Find the lines with "mínima" in them and copy them out.

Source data

══════════════════════════════

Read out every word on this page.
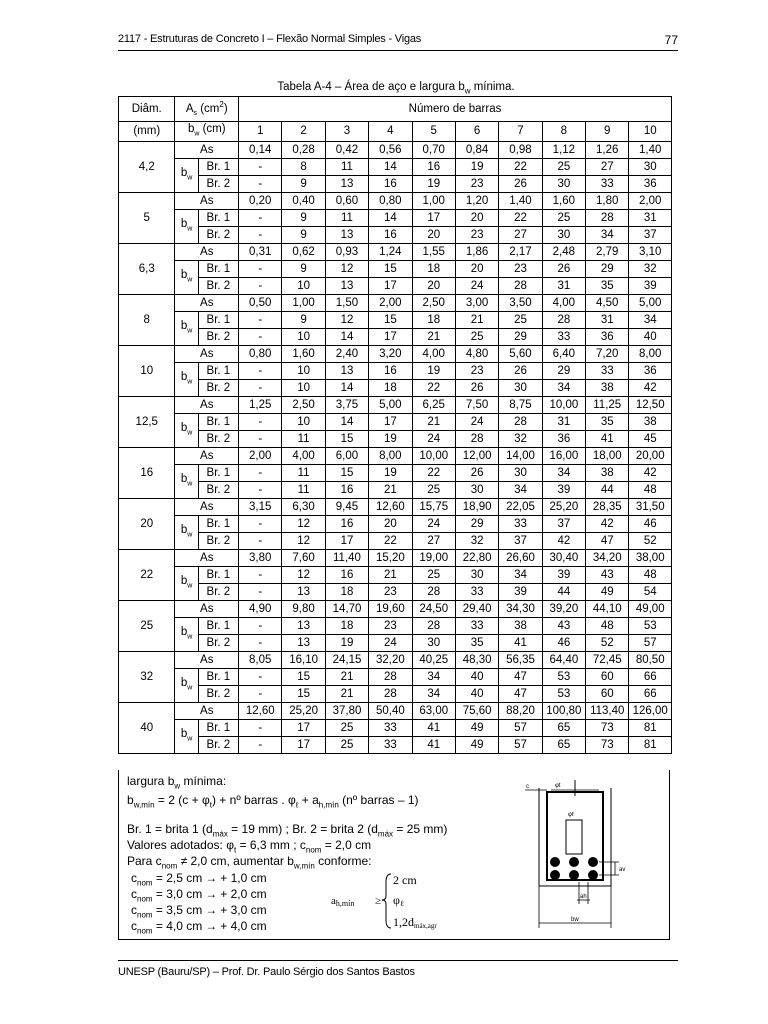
2117 - Estruturas de Concreto I – Flexão Normal Simples - Vigas	77
Tabela A-4 – Área de aço e largura $b_w$ mínima.
Diâm.	$A_s$ $(cm^2)$		Número de barras									
(mm)	$b_w$ (cm)		1	2	3	4	5	6	7	8	9	10
4,2	As		0,14	0,28	0,42	0,56	0,70	0,84	0,98	1,12	1,26	1,40
	$b_w$	Br. 1	-	8	11	14	16	19	22	25	27	30
		Br. 2	-	9	13	16	19	23	26	30	33	36
5	As		0,20	0,40	0,60	0,80	1,00	1,20	1,40	1,60	1,80	2,00
	$b_w$	Br. 1	-	9	11	14	17	20	22	25	28	31
		Br. 2	-	9	13	16	20	23	27	30	34	37
6,3	As		0,31	0,62	0,93	1,24	1,55	1,86	2,17	2,48	2,79	3,10
	$b_w$	Br. 1	-	9	12	15	18	20	23	26	29	32
		Br. 2	-	10	13	17	20	24	28	31	35	39
8	As		0,50	1,00	1,50	2,00	2,50	3,00	3,50	4,00	4,50	5,00
	$b_w$	Br. 1	-	9	12	15	18	21	25	28	31	34
		Br. 2	-	10	14	17	21	25	29	33	36	40
10	As		0,80	1,60	2,40	3,20	4,00	4,80	5,60	6,40	7,20	8,00
	$b_w$	Br. 1	-	10	13	16	19	23	26	29	33	36
		Br. 2	-	10	14	18	22	26	30	34	38	42
12,5	As		1,25	2,50	3,75	5,00	6,25	7,50	8,75	10,00	11,25	12,50
	$b_w$	Br. 1	-	10	14	17	21	24	28	31	35	38
		Br. 2	-	11	15	19	24	28	32	36	41	45
16	As		2,00	4,00	6,00	8,00	10,00	12,00	14,00	16,00	18,00	20,00
	$b_w$	Br. 1	-	11	15	19	22	26	30	34	38	42
		Br. 2	-	11	16	21	25	30	34	39	44	48
20	As		3,15	6,30	9,45	12,60	15,75	18,90	22,05	25,20	28,35	31,50
	$b_w$	Br. 1	-	12	16	20	24	29	33	37	42	46
		Br. 2	-	12	17	22	27	32	37	42	47	52
22	As		3,80	7,60	11,40	15,20	19,00	22,80	26,60	30,40	34,20	38,00
	$b_w$	Br. 1	-	12	16	21	25	30	34	39	43	48
		Br. 2	-	13	18	23	28	33	39	44	49	54
25	As		4,90	9,80	14,70	19,60	24,50	29,40	34,30	39,20	44,10	49,00
	$b_w$	Br. 1	-	13	18	23	28	33	38	43	48	53
		Br. 2	-	13	19	24	30	35	41	46	52	57
32	As		8,05	16,10	24,15	32,20	40,25	48,30	56,35	64,40	72,45	80,50
	$b_w$	Br. 1	-	15	21	28	34	40	47	53	60	66
		Br. 2	-	15	21	28	34	40	47	53	60	66
40	As		12,60	25,20	37,80	50,40	63,00	75,60	88,20	100,80	113,40	126,00
	$b_w$	Br. 1	-	17	25	33	41	49	57	65	73	81
		Br. 2	-	17	25	33	41	49	57	65	73	81
largura $b_w$ mínima:
$b_{w,mín} = 2$ $(c + \varphi_t)$ + nº barras . $\varphi_\ell + a_{h,mín}$ (nº barras – 1)
Br. 1 = brita 1 ($d_{máx} = 19$ mm) ; Br. 2 = brita 2 ($d_{máx} = 25$ mm)
Valores adotados: $\varphi_t = 6,3$ mm ; $c_{nom} = 2,0$ cm
Para $c_{nom} \ne 2,0$ cm, aumentar $b_{w,mín}$ conforme:
$c_{nom} = 2,5$ cm → + 1,0 cm
$c_{nom} = 3,0$ cm → + 2,0 cm
$c_{nom} = 3,5$ cm → + 3,0 cm
$c_{nom} = 4,0$ cm → + 4,0 cm
ah,mín ≥
2 cm
φℓ
1,2dmáx,agr
c	φt
φℓ
av
ah
bw
UNESP (Bauru/SP) – Prof. Dr. Paulo Sérgio dos Santos Bastos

══════════════════════════════

**Solution**.
Tabela A-4 – Área de aço e largura $b_w$ mínima.
largura $b_w$ mínima:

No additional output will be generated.